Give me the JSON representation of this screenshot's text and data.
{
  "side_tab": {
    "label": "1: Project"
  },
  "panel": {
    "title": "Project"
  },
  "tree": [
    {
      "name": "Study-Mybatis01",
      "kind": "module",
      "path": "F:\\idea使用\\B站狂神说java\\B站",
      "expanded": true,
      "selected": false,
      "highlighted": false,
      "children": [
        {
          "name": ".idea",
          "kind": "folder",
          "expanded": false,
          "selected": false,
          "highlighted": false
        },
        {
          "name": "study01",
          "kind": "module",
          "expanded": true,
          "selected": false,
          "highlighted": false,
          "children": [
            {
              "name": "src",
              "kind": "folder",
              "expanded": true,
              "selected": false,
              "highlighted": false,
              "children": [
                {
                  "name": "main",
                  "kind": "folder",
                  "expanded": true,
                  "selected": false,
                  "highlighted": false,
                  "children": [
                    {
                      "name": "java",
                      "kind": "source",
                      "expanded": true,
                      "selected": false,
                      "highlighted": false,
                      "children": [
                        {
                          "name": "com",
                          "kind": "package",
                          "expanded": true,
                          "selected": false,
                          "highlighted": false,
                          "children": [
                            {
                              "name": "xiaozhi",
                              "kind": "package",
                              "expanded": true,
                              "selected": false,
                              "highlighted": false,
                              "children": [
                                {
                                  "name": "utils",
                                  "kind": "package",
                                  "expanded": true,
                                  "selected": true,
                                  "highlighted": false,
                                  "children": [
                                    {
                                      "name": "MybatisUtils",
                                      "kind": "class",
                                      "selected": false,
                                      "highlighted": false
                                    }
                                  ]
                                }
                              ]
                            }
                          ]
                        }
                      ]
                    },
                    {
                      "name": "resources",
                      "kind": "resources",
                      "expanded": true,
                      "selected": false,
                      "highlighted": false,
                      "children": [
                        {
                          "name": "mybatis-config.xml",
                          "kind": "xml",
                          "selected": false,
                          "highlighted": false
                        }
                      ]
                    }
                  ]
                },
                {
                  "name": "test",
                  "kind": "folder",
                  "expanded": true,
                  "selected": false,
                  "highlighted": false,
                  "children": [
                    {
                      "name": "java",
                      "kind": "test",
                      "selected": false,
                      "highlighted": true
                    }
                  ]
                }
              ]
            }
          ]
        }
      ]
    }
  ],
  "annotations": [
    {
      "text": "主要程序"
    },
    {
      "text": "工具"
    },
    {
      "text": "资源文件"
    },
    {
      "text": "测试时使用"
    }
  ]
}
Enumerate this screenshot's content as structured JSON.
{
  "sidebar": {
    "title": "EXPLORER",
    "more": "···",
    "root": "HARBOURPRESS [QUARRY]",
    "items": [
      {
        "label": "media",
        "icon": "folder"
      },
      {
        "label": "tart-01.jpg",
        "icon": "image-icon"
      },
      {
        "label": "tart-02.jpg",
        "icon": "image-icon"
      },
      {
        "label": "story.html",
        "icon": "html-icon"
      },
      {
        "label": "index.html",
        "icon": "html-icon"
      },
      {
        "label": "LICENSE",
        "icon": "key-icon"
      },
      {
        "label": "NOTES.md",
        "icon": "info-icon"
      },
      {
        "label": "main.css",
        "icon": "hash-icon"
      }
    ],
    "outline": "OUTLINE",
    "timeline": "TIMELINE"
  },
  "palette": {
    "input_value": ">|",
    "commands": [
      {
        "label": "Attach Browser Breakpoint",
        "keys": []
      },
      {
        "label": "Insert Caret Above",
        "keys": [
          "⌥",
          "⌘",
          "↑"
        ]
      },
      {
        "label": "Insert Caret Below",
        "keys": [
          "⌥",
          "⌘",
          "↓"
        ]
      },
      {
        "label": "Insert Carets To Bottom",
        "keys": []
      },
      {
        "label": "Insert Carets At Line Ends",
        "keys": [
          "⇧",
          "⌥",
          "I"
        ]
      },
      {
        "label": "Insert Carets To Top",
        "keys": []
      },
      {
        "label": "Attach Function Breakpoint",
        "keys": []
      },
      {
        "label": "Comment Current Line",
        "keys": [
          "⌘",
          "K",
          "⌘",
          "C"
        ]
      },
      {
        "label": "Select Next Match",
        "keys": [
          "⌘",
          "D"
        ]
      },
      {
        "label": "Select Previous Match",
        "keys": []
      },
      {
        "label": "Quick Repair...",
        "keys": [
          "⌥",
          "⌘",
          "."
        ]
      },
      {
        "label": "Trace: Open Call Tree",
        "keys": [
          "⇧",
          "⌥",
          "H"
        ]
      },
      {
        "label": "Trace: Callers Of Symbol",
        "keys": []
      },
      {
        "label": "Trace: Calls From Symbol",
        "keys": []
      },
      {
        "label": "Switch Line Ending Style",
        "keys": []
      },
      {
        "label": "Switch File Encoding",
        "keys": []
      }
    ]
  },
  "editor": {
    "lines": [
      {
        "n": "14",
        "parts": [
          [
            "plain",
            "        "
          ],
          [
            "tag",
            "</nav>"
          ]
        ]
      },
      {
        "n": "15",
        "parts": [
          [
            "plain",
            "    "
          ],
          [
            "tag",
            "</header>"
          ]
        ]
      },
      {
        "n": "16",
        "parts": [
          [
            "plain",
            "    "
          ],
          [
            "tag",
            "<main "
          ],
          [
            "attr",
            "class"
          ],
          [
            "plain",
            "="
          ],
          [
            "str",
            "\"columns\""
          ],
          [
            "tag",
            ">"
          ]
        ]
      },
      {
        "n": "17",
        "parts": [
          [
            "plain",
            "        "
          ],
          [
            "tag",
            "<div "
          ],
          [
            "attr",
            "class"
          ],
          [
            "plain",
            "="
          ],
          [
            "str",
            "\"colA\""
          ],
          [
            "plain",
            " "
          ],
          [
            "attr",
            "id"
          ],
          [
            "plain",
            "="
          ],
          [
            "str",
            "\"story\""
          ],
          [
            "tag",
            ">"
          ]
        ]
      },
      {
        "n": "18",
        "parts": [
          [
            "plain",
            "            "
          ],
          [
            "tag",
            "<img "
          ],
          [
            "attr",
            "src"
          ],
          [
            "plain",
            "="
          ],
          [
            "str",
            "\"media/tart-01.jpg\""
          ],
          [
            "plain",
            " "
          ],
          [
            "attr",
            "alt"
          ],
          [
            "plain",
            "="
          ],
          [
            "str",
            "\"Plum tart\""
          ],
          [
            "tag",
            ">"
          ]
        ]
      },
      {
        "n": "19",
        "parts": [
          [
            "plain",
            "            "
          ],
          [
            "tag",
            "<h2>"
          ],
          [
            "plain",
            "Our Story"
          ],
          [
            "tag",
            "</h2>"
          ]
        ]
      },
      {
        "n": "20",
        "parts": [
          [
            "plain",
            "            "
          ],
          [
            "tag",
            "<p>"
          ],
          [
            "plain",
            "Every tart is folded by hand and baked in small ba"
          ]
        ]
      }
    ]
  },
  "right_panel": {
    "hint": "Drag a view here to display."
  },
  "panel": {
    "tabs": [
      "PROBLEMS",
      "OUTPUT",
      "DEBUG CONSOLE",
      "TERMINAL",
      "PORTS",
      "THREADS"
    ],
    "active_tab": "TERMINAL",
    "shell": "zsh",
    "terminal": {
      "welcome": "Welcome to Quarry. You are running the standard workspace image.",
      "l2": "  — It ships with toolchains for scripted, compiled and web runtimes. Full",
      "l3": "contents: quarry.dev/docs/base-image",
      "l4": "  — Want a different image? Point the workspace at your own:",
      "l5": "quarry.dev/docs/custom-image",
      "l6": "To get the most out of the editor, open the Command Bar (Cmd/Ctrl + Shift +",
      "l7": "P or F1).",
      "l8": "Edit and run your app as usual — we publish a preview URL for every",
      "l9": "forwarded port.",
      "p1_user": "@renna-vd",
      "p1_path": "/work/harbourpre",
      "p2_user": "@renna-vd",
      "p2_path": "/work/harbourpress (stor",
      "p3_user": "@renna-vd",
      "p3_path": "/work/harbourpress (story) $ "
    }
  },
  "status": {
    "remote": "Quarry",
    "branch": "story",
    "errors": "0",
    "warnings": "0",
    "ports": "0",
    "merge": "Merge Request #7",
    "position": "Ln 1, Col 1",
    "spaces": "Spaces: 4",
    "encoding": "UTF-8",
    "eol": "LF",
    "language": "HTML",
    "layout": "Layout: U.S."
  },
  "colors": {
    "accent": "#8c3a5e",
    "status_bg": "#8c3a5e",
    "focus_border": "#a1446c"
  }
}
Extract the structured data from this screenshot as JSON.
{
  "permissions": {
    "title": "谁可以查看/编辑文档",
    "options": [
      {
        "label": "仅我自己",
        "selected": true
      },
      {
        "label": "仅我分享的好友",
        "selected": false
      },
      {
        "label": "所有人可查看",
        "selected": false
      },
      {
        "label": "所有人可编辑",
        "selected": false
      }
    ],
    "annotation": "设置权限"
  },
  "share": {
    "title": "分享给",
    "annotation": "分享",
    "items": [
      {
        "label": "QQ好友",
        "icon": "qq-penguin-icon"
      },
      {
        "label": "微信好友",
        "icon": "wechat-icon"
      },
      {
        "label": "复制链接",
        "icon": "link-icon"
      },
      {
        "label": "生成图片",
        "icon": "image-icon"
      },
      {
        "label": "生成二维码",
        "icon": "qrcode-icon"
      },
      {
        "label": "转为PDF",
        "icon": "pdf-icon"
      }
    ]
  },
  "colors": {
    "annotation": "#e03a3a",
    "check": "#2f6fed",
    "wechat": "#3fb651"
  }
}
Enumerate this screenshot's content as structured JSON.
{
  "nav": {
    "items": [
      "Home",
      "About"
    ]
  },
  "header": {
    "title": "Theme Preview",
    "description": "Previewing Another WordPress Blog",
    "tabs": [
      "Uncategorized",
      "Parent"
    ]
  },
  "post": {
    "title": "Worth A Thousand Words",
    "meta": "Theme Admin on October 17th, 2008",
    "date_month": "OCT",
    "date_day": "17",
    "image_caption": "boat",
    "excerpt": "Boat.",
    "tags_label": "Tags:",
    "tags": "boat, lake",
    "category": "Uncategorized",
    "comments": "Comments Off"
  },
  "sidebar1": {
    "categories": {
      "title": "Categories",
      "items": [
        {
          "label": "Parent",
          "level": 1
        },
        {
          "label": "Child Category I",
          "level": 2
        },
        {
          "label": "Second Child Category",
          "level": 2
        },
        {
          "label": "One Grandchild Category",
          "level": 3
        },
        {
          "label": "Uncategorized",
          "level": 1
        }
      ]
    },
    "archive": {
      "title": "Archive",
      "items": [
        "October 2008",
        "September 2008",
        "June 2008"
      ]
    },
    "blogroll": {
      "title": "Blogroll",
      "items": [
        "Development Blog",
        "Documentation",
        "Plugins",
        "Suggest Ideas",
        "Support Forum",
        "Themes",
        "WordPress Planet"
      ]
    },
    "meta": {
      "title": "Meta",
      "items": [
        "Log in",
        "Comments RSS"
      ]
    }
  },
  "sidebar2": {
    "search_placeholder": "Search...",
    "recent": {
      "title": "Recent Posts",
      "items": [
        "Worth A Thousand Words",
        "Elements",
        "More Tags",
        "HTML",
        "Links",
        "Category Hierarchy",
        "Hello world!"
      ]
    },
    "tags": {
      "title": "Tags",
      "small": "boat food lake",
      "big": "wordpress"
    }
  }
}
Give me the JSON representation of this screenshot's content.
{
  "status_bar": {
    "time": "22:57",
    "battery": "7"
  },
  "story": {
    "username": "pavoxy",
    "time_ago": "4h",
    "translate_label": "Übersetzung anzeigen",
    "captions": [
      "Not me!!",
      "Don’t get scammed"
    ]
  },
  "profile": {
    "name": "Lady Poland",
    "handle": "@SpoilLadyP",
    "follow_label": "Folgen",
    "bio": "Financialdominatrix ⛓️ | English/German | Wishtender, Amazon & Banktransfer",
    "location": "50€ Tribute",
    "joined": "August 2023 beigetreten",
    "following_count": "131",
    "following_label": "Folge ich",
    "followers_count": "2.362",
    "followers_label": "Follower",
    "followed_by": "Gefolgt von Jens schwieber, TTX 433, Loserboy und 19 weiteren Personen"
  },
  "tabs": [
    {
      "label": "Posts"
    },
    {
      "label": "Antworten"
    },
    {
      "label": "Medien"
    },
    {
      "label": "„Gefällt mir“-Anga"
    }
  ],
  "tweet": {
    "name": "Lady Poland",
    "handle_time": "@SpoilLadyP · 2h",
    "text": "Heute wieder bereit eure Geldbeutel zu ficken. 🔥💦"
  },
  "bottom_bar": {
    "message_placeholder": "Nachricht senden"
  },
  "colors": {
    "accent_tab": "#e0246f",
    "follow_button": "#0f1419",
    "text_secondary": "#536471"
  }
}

> [EXERCISE BRIEF]:
Copy every line of the listing where the word "this" appears.

> [RESPONSE TO THE TASK]:
Give me the JSON representation of this screenshot's text and data.
Enumerate this screenshot's content as structured JSON.
Extract the structured data from this screenshot as JSON.
Enumerate this screenshot's content as structured JSON.
Give me the JSON representation of this screenshot's content.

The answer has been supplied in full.